++++ READING TEXT

The largest airport in the country is, of course, Warsaw, which last year served 8m passengers and this year could see as many as 9m. All of those people have to use the current main terminal, opened in the early 1990s and designed to handle 3.5m people a year. The less fortunate have to crowd into a barracks next to the main terminal that serves low-cost fliers. During peak times, passengers have to wait outside because there is so little space inside.

Even when the new terminal finally opens it will be able to handle only 6.5m passengers a year, which together with the old terminal gives the airport a capacity of about 10m passengers - more or less how many people currently fly out of Warsaw, leaving no capacity for future growth.

While both sides battle it out, Warsaw area passengers are shifting to other regional airports - Poznan's passenger traffic increased by 130% last year and Lodz's grew by 80% - making Warsaw airport's hopes of becoming a regional hub look evermore distant.

++++++++
++++ MATERIAL PROVIDED

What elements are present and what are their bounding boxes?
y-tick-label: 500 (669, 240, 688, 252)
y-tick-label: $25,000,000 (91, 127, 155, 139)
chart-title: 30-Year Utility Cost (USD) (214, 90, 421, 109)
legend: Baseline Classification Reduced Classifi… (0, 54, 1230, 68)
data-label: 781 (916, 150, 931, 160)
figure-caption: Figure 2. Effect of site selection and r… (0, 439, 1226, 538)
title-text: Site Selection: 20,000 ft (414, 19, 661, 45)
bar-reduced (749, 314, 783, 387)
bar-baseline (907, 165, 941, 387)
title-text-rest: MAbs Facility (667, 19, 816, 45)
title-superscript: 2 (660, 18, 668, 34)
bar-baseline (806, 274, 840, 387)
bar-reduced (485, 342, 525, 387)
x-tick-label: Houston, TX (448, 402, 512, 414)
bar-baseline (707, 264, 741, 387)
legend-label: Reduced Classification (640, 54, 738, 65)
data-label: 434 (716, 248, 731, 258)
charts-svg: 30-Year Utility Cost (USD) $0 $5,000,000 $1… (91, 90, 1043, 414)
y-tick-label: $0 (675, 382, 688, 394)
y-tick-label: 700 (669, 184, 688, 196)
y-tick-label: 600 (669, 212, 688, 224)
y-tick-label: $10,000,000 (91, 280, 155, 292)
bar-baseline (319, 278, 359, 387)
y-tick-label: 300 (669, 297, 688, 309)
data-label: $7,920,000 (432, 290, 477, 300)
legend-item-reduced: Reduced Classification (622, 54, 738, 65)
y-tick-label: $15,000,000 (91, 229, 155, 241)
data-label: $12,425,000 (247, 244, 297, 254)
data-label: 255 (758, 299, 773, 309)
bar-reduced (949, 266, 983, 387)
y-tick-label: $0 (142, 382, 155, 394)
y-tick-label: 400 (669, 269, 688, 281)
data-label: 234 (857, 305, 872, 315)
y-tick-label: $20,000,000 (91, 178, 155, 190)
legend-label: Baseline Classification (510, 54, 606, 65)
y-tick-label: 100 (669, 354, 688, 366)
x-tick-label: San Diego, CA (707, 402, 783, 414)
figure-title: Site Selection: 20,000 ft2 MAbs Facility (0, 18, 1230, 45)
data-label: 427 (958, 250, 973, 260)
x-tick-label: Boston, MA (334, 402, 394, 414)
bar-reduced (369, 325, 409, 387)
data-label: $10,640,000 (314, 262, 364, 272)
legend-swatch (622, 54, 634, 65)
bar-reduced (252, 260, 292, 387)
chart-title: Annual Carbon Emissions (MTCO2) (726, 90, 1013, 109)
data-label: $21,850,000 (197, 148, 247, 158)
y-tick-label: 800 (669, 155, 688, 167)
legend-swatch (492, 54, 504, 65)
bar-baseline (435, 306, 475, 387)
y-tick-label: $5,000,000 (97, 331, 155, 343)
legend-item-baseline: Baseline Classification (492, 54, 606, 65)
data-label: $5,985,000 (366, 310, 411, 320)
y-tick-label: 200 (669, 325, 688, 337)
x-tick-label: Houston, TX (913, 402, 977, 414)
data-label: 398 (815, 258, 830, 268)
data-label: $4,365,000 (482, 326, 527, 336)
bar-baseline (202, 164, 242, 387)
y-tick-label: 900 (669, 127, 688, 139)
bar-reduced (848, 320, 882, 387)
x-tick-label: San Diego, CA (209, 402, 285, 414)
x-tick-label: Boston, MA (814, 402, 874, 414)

++++++++
++++ MATERIAL PROVIDED

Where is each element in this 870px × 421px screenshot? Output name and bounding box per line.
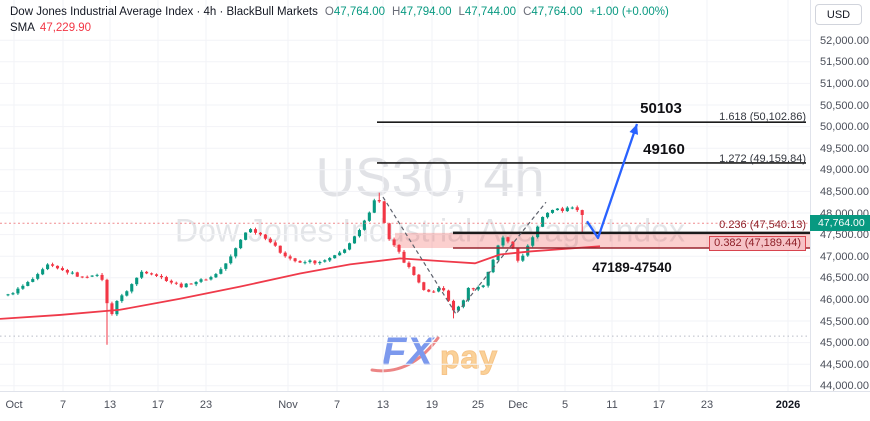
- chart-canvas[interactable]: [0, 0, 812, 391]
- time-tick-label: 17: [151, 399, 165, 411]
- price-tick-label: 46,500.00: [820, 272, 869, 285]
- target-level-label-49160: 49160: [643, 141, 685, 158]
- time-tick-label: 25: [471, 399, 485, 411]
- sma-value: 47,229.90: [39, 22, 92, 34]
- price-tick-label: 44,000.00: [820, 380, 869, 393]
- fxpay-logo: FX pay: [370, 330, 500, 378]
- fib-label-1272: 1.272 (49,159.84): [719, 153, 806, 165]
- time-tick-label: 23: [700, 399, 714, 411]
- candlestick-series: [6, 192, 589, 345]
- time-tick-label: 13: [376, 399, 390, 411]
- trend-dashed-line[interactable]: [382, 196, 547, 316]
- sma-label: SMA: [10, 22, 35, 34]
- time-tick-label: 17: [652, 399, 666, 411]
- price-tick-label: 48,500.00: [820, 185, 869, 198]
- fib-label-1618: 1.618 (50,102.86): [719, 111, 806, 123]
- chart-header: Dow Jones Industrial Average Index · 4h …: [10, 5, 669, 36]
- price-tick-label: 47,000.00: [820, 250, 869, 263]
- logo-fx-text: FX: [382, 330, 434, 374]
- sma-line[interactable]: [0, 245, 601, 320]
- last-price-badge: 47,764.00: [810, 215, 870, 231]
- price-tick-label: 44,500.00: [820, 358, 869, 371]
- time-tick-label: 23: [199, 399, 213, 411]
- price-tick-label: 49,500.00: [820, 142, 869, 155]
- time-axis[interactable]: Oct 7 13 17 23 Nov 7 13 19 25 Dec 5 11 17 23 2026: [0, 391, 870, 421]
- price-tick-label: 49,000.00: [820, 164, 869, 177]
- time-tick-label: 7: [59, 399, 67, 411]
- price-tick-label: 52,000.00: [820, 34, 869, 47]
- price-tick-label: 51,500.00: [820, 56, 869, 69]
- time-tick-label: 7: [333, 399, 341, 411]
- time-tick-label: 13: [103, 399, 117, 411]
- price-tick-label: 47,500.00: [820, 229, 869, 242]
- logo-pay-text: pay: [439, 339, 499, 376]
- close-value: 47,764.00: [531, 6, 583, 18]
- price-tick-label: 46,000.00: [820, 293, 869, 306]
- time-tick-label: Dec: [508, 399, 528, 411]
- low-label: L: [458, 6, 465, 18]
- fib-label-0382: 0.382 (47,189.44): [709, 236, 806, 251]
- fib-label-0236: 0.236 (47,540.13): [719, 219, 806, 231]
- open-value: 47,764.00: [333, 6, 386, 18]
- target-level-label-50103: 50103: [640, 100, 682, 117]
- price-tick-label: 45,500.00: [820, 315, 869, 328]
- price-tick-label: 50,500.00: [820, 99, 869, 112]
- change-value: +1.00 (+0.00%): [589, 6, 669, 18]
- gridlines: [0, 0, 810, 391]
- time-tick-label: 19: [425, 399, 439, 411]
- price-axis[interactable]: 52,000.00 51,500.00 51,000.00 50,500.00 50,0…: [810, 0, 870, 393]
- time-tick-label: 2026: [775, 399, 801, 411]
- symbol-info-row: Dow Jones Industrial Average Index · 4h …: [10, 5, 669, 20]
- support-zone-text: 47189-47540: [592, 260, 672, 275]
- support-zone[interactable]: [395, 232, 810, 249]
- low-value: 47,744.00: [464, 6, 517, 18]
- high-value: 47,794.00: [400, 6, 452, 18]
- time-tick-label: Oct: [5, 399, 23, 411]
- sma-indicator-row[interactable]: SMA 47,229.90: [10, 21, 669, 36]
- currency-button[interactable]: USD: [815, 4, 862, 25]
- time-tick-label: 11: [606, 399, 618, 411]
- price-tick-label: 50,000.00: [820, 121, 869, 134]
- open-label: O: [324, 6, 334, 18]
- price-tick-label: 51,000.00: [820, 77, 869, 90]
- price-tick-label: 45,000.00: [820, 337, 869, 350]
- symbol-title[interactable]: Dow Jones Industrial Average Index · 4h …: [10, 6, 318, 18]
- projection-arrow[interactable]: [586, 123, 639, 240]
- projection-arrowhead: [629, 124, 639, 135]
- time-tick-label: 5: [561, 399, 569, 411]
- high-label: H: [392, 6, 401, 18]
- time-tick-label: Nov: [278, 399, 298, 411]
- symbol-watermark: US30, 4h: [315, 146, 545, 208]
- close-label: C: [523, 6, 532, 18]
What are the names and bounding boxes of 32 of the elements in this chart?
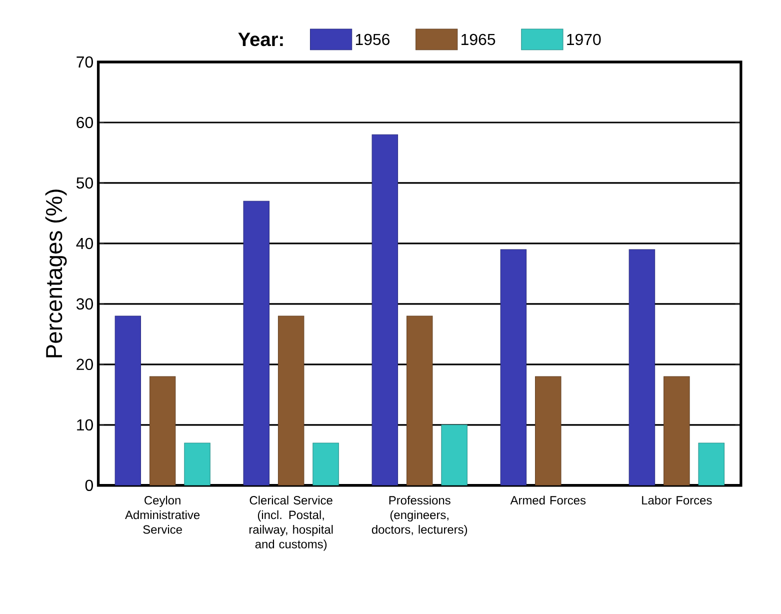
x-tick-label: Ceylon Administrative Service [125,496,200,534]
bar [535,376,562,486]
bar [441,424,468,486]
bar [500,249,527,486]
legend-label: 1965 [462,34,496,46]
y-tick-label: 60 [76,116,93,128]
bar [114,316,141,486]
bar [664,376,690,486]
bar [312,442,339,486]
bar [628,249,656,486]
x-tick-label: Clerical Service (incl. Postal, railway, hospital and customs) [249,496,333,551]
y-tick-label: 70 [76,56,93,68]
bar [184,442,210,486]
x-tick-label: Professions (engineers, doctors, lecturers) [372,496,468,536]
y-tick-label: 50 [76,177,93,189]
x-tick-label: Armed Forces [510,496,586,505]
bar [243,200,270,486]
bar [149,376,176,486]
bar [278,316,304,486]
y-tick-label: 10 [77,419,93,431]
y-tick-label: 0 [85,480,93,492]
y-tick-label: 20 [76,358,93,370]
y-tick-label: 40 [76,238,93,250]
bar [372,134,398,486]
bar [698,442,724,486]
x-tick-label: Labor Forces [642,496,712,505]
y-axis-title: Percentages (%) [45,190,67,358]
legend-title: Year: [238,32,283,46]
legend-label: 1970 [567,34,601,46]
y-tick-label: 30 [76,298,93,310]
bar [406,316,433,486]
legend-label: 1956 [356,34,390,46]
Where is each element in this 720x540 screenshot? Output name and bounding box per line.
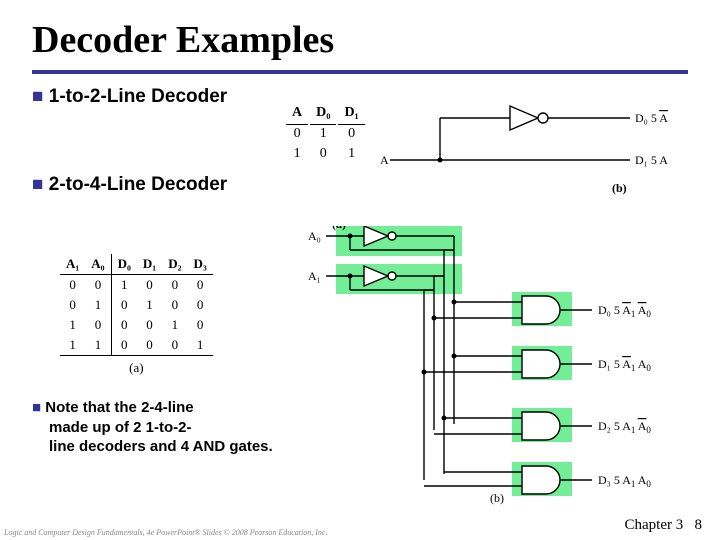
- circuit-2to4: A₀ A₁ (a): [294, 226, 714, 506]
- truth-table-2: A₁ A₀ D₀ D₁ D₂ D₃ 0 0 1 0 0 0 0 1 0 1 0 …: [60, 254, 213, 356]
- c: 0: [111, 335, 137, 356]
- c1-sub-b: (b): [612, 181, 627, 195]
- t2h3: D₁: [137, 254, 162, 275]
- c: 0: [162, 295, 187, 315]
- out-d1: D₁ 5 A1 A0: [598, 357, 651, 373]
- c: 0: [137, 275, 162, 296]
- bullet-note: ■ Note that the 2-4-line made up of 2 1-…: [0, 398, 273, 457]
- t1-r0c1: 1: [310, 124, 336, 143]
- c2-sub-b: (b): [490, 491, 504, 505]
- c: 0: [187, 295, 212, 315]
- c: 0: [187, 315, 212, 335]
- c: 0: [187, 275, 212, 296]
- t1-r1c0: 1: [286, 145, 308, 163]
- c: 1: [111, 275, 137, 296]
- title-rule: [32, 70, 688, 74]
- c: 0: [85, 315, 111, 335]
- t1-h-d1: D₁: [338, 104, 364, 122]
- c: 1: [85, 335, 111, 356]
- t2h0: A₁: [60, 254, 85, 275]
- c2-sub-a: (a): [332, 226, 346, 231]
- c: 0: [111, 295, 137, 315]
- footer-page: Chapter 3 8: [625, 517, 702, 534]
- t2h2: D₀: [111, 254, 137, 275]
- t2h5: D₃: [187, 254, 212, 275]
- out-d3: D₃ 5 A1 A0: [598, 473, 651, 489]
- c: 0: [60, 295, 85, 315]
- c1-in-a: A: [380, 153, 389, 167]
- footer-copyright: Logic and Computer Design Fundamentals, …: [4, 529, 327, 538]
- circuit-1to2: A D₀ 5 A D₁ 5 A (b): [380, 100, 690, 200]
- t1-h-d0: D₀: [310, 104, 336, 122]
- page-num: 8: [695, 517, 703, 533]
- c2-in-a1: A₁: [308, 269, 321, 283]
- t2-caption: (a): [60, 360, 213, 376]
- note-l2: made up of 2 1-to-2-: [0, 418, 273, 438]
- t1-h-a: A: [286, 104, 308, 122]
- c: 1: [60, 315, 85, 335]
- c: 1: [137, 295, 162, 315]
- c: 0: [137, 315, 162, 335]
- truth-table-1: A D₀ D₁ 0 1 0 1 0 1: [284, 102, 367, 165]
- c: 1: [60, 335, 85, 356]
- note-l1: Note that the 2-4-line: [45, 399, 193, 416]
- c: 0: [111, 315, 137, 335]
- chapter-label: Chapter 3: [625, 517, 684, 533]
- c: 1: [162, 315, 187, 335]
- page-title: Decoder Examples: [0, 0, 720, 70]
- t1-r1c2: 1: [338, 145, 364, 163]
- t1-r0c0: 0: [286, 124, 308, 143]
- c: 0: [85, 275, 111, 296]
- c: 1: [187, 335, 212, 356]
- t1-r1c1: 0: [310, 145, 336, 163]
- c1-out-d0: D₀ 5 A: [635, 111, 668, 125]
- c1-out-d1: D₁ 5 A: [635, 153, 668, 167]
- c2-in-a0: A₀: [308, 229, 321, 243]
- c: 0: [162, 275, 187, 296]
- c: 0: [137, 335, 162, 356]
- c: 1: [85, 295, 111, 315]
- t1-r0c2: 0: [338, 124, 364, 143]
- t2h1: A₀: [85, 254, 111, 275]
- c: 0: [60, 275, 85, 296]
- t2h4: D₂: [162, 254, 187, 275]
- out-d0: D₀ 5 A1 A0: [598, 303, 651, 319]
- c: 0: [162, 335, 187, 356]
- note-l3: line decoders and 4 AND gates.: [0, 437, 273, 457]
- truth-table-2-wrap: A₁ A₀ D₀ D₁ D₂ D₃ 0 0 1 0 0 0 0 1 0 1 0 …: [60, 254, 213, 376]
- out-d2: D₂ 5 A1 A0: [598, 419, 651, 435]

++++++++

§ **PARTS OF THE EXERCISE**
a) Please retype the listing from the line containing "What elements are" through the line containing "bar-reduced (949, 266, 983, 387)", including both of those lines.
b) Continue the Warsaw airport passage from its last sentence.
The Warsaw airport passage and the listing are unrelated and should be treated separately.

§ **RESULTS IN ORDER**
a)
What elements are present and what are their bounding boxes?
y-tick-label: 500 (669, 240, 688, 252)
y-tick-label: $25,000,000 (91, 127, 155, 139)
chart-title: 30-Year Utility Cost (USD) (214, 90, 421, 109)
legend: Baseline Classification Reduced Classifi… (0, 54, 1230, 68)
data-label: 781 (916, 150, 931, 160)
figure-caption: Figure 2. Effect of site selection and r… (0, 439, 1226, 538)
title-text: Site Selection: 20,000 ft (414, 19, 661, 45)
bar-reduced (749, 314, 783, 387)
bar-baseline (907, 165, 941, 387)
title-text-rest: MAbs Facility (667, 19, 816, 45)
title-superscript: 2 (660, 18, 668, 34)
bar-baseline (806, 274, 840, 387)
bar-reduced (485, 342, 525, 387)
x-tick-label: Houston, TX (448, 402, 512, 414)
bar-baseline (707, 264, 741, 387)
legend-label: Reduced Classification (640, 54, 738, 65)
data-label: 434 (716, 248, 731, 258)
charts-svg: 30-Year Utility Cost (USD) $0 $5,000,000 $1… (91, 90, 1043, 414)
y-tick-label: $0 (675, 382, 688, 394)
y-tick-label: 700 (669, 184, 688, 196)
y-tick-label: 600 (669, 212, 688, 224)
y-tick-label: $10,000,000 (91, 280, 155, 292)
bar-baseline (319, 278, 359, 387)
y-tick-label: 300 (669, 297, 688, 309)
data-label: $7,920,000 (432, 290, 477, 300)
legend-item-reduced: Reduced Classification (622, 54, 738, 65)
y-tick-label: $15,000,000 (91, 229, 155, 241)
data-label: $12,425,000 (247, 244, 297, 254)
data-label: 255 (758, 299, 773, 309)
bar-reduced (949, 266, 983, 387)

b)
That is a growing problem for LOT Polish Airlines, which is trying to survive as a smaller European airline by beginning to offer longer range point-to-point flights and had hoped to use Warsaw as a hub.

Meanwhile, LOT's partners in the Star Alliance, Lufthansa and Austrian, are funnelling Polish passengers into their own hubs in Vienna, Munich and Frankfurt. "Warsaw could lose these passenger for good," warns Adrian Furgalski, a transport analyst for TOR, a Warsaw-based consultancy.